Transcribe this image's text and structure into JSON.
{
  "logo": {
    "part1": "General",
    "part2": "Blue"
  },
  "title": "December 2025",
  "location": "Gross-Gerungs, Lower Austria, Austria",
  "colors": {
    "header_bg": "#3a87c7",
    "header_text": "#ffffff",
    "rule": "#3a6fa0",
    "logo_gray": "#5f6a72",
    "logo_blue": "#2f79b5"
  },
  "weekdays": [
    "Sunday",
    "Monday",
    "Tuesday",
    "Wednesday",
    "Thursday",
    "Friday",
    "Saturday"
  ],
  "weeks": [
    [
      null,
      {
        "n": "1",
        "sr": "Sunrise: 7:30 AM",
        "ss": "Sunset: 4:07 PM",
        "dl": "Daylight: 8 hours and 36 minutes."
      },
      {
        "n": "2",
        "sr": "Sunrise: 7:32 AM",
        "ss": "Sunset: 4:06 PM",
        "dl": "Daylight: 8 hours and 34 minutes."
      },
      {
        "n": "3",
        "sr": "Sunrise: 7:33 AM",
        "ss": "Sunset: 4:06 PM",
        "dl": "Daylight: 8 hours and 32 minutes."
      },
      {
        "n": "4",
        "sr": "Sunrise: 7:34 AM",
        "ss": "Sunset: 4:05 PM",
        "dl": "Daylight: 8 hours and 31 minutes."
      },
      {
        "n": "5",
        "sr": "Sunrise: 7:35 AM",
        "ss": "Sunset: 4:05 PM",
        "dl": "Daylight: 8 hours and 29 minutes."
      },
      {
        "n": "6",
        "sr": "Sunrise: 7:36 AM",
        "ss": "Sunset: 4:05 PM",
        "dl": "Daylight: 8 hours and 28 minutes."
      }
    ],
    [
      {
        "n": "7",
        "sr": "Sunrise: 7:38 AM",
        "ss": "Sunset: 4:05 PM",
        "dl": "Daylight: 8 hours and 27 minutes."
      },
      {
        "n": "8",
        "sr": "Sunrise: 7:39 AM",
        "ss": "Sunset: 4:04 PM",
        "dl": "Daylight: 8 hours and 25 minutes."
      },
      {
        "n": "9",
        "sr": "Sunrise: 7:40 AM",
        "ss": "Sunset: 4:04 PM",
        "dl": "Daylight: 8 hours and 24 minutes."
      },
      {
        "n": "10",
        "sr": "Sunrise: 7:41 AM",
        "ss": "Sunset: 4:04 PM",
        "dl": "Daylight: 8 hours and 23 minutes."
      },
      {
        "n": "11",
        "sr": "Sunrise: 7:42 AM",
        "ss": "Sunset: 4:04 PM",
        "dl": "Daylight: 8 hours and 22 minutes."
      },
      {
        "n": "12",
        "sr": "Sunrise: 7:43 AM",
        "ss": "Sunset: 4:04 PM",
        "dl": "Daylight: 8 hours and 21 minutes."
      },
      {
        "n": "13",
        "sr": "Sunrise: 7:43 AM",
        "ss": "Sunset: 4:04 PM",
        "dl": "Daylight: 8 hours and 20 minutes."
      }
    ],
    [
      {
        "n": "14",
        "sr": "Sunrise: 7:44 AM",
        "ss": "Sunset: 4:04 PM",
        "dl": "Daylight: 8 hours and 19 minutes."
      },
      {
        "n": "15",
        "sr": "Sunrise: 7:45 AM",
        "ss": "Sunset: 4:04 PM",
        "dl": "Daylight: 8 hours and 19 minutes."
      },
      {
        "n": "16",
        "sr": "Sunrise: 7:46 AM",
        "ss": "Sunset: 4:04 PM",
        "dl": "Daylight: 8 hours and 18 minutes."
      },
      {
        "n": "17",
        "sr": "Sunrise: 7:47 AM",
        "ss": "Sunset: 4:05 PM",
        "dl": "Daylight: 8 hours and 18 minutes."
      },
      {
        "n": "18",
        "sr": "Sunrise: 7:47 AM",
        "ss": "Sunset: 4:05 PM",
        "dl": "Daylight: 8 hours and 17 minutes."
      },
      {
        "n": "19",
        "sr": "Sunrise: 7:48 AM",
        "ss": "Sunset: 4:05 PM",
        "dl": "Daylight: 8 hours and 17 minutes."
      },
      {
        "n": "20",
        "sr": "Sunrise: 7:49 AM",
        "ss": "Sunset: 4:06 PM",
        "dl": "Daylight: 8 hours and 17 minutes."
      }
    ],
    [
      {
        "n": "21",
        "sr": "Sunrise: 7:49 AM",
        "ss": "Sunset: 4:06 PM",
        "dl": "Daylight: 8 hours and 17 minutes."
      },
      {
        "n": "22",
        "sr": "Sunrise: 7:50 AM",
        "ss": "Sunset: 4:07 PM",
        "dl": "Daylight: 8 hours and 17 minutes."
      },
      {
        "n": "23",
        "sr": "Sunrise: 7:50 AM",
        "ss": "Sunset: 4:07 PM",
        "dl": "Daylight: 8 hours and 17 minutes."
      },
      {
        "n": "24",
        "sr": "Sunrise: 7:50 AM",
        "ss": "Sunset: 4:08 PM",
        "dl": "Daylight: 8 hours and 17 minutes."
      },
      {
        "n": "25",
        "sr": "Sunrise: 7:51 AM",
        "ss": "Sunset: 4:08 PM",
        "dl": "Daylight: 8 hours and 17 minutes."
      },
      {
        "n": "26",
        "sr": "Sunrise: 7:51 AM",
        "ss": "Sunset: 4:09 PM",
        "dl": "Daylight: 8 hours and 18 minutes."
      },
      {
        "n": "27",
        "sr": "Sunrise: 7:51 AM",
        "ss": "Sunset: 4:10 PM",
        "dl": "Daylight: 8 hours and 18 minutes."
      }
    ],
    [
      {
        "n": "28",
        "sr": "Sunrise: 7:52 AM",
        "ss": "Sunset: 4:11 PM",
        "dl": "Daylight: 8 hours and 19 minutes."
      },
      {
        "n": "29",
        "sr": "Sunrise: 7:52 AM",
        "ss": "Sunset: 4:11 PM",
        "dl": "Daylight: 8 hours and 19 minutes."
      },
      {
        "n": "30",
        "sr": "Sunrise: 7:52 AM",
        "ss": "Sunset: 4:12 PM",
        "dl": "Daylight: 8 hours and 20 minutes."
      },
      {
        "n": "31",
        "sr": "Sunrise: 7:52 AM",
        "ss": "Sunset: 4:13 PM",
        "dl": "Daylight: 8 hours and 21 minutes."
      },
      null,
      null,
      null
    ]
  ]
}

^^^^^^^^^^^^^^^^

Extract each line from the listing above, please, and repeat it exactly.

### TASK SOLUTION
Transcribe this image's text and structure into JSON.
{
  "logo": {
    "part1": "General",
    "part2": "Blue"
  },
  "title": "December 2025",
  "location": "Gross-Gerungs, Lower Austria, Austria",
  "colors": {
    "header_bg": "#3a87c7",
    "header_text": "#ffffff",
    "rule": "#3a6fa0",
    "logo_gray": "#5f6a72",
    "logo_blue": "#2f79b5"
  },
  "weekdays": [
    "Sunday",
    "Monday",
    "Tuesday",
    "Wednesday",
    "Thursday",
    "Friday",
    "Saturday"
  ],
  "weeks": [
    [
      null,
      {
        "n": "1",
        "sr": "Sunrise: 7:30 AM",
        "ss": "Sunset: 4:07 PM",
        "dl": "Daylight: 8 hours and 36 minutes."
      },
      {
        "n": "2",
        "sr": "Sunrise: 7:32 AM",
        "ss": "Sunset: 4:06 PM",
        "dl": "Daylight: 8 hours and 34 minutes."
      },
      {
        "n": "3",
        "sr": "Sunrise: 7:33 AM",
        "ss": "Sunset: 4:06 PM",
        "dl": "Daylight: 8 hours and 32 minutes."
      },
      {
        "n": "4",
        "sr": "Sunrise: 7:34 AM",
        "ss": "Sunset: 4:05 PM",
        "dl": "Daylight: 8 hours and 31 minutes."
      },
      {
        "n": "5",
        "sr": "Sunrise: 7:35 AM",
        "ss": "Sunset: 4:05 PM",
        "dl": "Daylight: 8 hours and 29 minutes."
      },
      {
        "n": "6",
        "sr": "Sunrise: 7:36 AM",
        "ss": "Sunset: 4:05 PM",
        "dl": "Daylight: 8 hours and 28 minutes."
      }
    ],
    [
      {
        "n": "7",
        "sr": "Sunrise: 7:38 AM",
        "ss": "Sunset: 4:05 PM",
        "dl": "Daylight: 8 hours and 27 minutes."
      },
      {
        "n": "8",
        "sr": "Sunrise: 7:39 AM",
        "ss": "Sunset: 4:04 PM",
        "dl": "Daylight: 8 hours and 25 minutes."
      },
      {
        "n": "9",
        "sr": "Sunrise: 7:40 AM",
        "ss": "Sunset: 4:04 PM",
        "dl": "Daylight: 8 hours and 24 minutes."
      },
      {
        "n": "10",
        "sr": "Sunrise: 7:41 AM",
        "ss": "Sunset: 4:04 PM",
        "dl": "Daylight: 8 hours and 23 minutes."
      },
      {
        "n": "11",
        "sr": "Sunrise: 7:42 AM",
        "ss": "Sunset: 4:04 PM",
        "dl": "Daylight: 8 hours and 22 minutes."
      },
      {
        "n": "12",
        "sr": "Sunrise: 7:43 AM",
        "ss": "Sunset: 4:04 PM",
        "dl": "Daylight: 8 hours and 21 minutes."
      },
      {
        "n": "13",
        "sr": "Sunrise: 7:43 AM",
        "ss": "Sunset: 4:04 PM",
        "dl": "Daylight: 8 hours and 20 minutes."
      }
    ],
    [
      {
        "n": "14",
        "sr": "Sunrise: 7:44 AM",
        "ss": "Sunset: 4:04 PM",
        "dl": "Daylight: 8 hours and 19 minutes."
      },
      {
        "n": "15",
        "sr": "Sunrise: 7:45 AM",
        "ss": "Sunset: 4:04 PM",
        "dl": "Daylight: 8 hours and 19 minutes."
      },
      {
        "n": "16",
        "sr": "Sunrise: 7:46 AM",
        "ss": "Sunset: 4:04 PM",
        "dl": "Daylight: 8 hours and 18 minutes."
      },
      {
        "n": "17",
        "sr": "Sunrise: 7:47 AM",
        "ss": "Sunset: 4:05 PM",
        "dl": "Daylight: 8 hours and 18 minutes."
      },
      {
        "n": "18",
        "sr": "Sunrise: 7:47 AM",
        "ss": "Sunset: 4:05 PM",
        "dl": "Daylight: 8 hours and 17 minutes."
      },
      {
        "n": "19",
        "sr": "Sunrise: 7:48 AM",
        "ss": "Sunset: 4:05 PM",
        "dl": "Daylight: 8 hours and 17 minutes."
      },
      {
        "n": "20",
        "sr": "Sunrise: 7:49 AM",
        "ss": "Sunset: 4:06 PM",
        "dl": "Daylight: 8 hours and 17 minutes."
      }
    ],
    [
      {
        "n": "21",
        "sr": "Sunrise: 7:49 AM",
        "ss": "Sunset: 4:06 PM",
        "dl": "Daylight: 8 hours and 17 minutes."
      },
      {
        "n": "22",
        "sr": "Sunrise: 7:50 AM",
        "ss": "Sunset: 4:07 PM",
        "dl": "Daylight: 8 hours and 17 minutes."
      },
      {
        "n": "23",
        "sr": "Sunrise: 7:50 AM",
        "ss": "Sunset: 4:07 PM",
        "dl": "Daylight: 8 hours and 17 minutes."
      },
      {
        "n": "24",
        "sr": "Sunrise: 7:50 AM",
        "ss": "Sunset: 4:08 PM",
        "dl": "Daylight: 8 hours and 17 minutes."
      },
      {
        "n": "25",
        "sr": "Sunrise: 7:51 AM",
        "ss": "Sunset: 4:08 PM",
        "dl": "Daylight: 8 hours and 17 minutes."
      },
      {
        "n": "26",
        "sr": "Sunrise: 7:51 AM",
        "ss": "Sunset: 4:09 PM",
        "dl": "Daylight: 8 hours and 18 minutes."
      },
      {
        "n": "27",
        "sr": "Sunrise: 7:51 AM",
        "ss": "Sunset: 4:10 PM",
        "dl": "Daylight: 8 hours and 18 minutes."
      }
    ],
    [
      {
        "n": "28",
        "sr": "Sunrise: 7:52 AM",
        "ss": "Sunset: 4:11 PM",
        "dl": "Daylight: 8 hours and 19 minutes."
      },
      {
        "n": "29",
        "sr": "Sunrise: 7:52 AM",
        "ss": "Sunset: 4:11 PM",
        "dl": "Daylight: 8 hours and 19 minutes."
      },
      {
        "n": "30",
        "sr": "Sunrise: 7:52 AM",
        "ss": "Sunset: 4:12 PM",
        "dl": "Daylight: 8 hours and 20 minutes."
      },
      {
        "n": "31",
        "sr": "Sunrise: 7:52 AM",
        "ss": "Sunset: 4:13 PM",
        "dl": "Daylight: 8 hours and 21 minutes."
      },
      null,
      null,
      null
    ]
  ]
}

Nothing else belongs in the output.